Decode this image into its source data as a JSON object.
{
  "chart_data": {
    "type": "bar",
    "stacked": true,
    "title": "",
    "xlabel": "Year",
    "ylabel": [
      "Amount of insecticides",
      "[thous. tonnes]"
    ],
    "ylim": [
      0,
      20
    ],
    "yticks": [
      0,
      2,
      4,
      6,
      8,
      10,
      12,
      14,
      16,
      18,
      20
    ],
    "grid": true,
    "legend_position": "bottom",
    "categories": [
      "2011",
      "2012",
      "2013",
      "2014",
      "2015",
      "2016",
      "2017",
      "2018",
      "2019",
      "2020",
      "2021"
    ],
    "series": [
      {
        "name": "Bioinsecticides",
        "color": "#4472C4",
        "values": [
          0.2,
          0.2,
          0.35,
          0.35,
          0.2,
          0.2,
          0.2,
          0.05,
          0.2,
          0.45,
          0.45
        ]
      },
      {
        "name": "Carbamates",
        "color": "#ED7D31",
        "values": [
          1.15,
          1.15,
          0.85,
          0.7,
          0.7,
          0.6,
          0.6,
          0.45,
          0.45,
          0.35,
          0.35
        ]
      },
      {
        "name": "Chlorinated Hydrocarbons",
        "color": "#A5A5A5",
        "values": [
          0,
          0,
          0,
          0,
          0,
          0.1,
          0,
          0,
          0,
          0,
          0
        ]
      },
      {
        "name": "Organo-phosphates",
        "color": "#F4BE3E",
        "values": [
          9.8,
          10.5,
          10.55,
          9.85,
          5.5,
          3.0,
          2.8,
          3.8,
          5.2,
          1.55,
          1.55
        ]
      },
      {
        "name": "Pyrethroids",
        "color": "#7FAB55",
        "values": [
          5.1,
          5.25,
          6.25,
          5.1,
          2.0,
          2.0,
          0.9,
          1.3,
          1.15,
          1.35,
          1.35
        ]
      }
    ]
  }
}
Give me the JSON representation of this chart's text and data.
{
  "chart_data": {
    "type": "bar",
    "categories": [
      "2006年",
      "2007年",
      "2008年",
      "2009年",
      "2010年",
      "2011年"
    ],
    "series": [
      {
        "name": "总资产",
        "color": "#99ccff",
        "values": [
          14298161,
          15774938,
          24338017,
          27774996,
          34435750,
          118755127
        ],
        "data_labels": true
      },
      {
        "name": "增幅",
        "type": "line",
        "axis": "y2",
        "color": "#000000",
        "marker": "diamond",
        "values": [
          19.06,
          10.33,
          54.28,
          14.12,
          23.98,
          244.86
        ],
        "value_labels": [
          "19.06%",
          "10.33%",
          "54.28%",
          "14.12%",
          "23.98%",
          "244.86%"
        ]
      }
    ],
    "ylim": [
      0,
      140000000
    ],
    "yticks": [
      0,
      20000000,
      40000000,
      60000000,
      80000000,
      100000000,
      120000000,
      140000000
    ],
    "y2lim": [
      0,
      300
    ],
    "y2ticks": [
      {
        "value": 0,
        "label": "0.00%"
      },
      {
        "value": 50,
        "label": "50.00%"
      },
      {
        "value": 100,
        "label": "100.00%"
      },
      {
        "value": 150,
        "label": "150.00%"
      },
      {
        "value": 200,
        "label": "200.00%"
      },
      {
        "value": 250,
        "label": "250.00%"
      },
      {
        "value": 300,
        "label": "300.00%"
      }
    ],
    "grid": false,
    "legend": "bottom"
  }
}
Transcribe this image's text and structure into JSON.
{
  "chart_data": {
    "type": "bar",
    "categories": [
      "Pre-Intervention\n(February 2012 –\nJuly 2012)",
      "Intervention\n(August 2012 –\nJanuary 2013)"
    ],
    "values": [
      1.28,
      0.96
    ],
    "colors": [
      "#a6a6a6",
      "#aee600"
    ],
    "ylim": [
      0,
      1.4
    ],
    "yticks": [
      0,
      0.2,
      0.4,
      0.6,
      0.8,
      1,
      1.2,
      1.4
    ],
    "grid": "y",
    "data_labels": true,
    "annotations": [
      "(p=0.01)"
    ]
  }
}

******

Direction
Of the lines in this listing, how many contain "bottom"? Reply with the number and nothing more.

Exercise response
2